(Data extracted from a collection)
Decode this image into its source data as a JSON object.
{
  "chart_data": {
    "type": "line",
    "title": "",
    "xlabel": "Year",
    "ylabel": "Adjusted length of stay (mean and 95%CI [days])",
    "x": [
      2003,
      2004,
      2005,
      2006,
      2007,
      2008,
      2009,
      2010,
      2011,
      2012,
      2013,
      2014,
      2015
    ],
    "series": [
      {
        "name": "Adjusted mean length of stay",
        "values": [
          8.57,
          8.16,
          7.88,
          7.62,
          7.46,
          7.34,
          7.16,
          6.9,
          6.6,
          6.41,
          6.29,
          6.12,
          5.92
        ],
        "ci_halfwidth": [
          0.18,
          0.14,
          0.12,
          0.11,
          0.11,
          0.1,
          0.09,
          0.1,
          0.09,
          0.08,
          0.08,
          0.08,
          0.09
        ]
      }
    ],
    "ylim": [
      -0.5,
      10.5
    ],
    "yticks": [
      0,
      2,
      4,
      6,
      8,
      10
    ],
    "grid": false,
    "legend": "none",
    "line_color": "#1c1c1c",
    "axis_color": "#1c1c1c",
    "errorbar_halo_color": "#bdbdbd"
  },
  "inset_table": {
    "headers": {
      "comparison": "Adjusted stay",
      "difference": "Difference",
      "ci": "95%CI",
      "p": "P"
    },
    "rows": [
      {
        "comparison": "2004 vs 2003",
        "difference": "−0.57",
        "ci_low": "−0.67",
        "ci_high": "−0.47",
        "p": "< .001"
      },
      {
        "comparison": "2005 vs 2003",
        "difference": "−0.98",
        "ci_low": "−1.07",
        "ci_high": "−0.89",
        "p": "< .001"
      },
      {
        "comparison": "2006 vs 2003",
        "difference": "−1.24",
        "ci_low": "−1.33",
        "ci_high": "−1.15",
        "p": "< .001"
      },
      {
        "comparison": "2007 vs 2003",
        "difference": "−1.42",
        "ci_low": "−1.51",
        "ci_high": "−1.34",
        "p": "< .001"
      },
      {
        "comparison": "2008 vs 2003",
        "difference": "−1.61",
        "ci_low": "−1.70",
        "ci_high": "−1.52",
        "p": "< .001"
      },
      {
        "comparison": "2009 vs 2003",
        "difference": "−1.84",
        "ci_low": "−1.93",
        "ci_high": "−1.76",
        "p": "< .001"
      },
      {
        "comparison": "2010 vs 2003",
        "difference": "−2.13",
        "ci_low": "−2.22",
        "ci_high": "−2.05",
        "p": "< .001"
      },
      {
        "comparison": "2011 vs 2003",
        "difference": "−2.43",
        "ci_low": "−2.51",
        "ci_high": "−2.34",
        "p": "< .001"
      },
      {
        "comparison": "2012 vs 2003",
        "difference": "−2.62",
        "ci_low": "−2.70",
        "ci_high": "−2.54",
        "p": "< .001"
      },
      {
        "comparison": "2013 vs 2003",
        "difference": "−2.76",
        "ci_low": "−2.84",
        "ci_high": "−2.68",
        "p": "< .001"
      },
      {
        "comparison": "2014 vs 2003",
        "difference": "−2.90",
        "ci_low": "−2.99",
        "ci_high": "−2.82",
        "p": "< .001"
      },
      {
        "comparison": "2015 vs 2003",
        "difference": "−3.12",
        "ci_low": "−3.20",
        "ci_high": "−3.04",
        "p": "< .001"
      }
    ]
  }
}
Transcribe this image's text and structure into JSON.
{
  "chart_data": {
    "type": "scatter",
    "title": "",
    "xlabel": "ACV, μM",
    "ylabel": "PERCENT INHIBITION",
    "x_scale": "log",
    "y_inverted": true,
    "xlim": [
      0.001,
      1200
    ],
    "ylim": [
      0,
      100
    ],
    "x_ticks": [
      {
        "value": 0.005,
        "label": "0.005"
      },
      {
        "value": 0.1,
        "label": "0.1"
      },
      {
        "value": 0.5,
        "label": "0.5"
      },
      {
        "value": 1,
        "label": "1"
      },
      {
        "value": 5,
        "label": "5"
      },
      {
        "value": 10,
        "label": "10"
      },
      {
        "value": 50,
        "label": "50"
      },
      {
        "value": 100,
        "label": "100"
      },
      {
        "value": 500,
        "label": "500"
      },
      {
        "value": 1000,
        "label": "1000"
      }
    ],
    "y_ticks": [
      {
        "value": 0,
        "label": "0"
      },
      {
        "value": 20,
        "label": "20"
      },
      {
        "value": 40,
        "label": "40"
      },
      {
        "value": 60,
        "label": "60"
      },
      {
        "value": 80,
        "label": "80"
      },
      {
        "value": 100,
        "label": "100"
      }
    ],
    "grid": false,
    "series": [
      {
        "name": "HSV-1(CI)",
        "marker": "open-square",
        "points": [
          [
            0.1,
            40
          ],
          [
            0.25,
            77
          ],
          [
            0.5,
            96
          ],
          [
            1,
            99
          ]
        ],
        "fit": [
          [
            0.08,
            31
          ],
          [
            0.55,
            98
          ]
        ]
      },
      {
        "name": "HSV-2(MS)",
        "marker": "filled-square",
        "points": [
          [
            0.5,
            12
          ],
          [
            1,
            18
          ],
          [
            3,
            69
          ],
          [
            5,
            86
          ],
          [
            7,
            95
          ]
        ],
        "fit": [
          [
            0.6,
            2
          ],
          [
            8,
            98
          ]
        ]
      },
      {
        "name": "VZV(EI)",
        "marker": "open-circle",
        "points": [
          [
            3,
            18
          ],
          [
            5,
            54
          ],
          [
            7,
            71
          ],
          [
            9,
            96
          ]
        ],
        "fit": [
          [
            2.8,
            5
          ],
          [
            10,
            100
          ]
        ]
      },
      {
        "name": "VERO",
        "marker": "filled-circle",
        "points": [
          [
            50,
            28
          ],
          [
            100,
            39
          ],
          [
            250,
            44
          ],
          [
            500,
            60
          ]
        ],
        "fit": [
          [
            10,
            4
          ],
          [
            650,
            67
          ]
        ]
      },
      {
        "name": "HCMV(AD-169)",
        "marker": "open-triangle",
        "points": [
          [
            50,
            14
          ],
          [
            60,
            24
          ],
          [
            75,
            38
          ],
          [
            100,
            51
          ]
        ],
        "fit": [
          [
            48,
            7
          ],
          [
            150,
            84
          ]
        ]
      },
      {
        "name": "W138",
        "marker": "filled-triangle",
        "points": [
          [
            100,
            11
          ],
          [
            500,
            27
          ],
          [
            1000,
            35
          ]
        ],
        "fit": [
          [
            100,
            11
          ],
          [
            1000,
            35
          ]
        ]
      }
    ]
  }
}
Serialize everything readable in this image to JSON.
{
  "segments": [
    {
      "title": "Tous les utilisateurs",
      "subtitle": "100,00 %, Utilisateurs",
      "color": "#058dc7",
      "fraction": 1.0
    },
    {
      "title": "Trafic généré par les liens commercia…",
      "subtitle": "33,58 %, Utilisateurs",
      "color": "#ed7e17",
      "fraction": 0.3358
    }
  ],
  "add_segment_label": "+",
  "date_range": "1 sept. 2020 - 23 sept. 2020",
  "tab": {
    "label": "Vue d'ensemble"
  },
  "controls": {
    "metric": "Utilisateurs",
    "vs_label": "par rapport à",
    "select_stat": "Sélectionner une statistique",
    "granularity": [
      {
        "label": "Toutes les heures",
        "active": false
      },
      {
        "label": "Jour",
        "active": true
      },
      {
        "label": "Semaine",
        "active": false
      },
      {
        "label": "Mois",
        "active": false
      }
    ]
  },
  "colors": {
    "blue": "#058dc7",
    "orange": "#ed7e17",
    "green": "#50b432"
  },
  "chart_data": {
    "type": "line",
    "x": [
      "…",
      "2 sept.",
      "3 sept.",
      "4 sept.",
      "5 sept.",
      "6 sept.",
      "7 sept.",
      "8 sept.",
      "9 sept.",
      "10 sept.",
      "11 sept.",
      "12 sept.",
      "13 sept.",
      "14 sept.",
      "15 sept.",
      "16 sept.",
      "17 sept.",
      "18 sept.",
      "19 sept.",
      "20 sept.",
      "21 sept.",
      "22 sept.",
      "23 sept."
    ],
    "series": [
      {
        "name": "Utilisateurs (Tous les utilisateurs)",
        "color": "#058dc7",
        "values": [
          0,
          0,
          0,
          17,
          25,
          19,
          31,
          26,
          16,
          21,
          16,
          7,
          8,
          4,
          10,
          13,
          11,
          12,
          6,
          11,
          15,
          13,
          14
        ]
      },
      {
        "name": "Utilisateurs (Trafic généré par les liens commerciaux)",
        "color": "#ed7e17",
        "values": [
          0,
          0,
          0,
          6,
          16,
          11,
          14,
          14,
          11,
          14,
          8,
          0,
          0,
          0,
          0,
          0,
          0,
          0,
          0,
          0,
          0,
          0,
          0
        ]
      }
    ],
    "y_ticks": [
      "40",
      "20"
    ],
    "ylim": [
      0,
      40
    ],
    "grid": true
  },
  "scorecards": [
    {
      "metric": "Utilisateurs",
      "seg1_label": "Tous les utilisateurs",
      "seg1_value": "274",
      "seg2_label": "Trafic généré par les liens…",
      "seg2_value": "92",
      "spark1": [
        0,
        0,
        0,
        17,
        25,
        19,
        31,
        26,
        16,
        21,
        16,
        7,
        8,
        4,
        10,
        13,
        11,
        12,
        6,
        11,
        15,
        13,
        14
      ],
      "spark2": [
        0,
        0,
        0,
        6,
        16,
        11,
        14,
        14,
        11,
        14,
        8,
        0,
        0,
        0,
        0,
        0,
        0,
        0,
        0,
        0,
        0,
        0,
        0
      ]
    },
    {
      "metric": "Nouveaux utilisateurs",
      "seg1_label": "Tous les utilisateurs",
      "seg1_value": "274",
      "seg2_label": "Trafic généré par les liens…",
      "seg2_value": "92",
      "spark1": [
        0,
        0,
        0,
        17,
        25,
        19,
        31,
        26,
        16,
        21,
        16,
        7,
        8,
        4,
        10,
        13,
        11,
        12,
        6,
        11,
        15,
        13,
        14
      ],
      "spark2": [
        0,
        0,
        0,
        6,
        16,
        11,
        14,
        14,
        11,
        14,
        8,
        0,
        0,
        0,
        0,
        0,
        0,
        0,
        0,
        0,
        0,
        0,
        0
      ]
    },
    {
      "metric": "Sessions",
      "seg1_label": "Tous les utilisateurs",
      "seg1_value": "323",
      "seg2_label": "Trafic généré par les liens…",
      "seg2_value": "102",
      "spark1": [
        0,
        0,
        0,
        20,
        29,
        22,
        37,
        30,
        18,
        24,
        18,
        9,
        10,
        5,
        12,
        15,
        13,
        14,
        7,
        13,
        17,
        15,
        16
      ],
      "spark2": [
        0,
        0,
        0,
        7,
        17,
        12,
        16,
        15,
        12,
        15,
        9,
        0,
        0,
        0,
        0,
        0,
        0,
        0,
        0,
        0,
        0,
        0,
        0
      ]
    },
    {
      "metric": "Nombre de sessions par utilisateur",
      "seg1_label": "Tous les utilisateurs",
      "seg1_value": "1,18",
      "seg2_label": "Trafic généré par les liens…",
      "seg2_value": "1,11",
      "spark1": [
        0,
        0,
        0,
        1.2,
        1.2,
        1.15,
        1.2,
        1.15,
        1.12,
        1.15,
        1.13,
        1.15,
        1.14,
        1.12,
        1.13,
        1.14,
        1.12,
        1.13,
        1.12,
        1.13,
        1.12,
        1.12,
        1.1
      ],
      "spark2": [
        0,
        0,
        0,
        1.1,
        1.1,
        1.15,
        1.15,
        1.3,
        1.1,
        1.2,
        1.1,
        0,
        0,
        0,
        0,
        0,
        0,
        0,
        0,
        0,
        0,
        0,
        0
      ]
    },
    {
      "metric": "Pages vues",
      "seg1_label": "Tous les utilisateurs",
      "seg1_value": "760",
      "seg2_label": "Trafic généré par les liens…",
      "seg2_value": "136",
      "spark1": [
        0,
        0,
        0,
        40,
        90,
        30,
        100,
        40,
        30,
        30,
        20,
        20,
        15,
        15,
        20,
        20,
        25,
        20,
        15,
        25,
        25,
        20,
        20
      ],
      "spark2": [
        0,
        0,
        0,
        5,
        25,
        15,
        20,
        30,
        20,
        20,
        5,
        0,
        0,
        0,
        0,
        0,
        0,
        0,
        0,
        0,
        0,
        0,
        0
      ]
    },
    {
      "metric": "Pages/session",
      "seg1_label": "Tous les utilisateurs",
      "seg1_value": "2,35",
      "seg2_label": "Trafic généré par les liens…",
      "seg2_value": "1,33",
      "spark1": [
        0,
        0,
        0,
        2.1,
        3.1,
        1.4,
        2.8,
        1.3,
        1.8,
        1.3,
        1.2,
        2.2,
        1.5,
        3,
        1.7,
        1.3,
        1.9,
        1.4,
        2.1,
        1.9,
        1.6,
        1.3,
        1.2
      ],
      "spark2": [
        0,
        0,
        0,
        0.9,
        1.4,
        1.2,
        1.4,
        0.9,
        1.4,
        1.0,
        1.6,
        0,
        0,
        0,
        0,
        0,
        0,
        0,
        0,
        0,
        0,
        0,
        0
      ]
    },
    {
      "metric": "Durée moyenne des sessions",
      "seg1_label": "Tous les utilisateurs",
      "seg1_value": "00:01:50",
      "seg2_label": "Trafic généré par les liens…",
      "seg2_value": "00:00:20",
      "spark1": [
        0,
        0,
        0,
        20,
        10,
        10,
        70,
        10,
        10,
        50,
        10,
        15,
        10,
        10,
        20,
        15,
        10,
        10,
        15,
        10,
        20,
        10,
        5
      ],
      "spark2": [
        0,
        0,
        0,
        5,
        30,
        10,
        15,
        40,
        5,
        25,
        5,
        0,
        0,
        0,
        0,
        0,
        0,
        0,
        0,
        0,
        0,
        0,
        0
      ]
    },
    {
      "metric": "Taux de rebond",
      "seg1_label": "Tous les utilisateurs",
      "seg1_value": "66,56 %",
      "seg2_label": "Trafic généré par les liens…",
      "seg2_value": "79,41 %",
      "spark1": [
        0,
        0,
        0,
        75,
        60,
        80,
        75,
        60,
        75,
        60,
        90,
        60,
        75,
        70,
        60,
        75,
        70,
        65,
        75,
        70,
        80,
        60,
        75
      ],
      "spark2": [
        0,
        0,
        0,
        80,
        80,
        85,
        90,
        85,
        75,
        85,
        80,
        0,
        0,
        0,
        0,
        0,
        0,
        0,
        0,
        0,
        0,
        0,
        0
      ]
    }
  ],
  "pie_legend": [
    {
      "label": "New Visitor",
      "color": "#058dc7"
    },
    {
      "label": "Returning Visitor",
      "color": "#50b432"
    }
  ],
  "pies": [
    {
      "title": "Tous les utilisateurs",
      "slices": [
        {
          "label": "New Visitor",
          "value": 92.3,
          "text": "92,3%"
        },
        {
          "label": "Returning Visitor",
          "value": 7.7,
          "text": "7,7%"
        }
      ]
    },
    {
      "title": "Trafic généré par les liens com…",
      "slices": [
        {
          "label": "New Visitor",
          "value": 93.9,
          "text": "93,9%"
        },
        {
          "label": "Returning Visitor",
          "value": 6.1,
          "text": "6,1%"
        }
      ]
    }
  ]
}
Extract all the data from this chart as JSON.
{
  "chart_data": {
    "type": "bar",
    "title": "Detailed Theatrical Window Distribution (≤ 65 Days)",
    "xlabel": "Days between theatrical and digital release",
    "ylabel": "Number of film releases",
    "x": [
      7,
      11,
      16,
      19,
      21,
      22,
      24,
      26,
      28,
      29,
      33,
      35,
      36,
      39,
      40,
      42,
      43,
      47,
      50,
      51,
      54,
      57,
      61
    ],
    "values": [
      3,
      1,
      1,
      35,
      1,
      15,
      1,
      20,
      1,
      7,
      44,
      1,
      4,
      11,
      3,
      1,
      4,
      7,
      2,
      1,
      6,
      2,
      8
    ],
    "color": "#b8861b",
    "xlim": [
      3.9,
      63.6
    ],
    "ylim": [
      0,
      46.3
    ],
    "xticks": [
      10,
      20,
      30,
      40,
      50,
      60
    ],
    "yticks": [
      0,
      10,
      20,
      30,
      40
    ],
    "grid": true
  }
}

■ Your instructions:
Which lines above contain the word "square"? Copy each of them.

■ Solution to this problem:
        "marker": "open-square",
        "marker": "filled-square",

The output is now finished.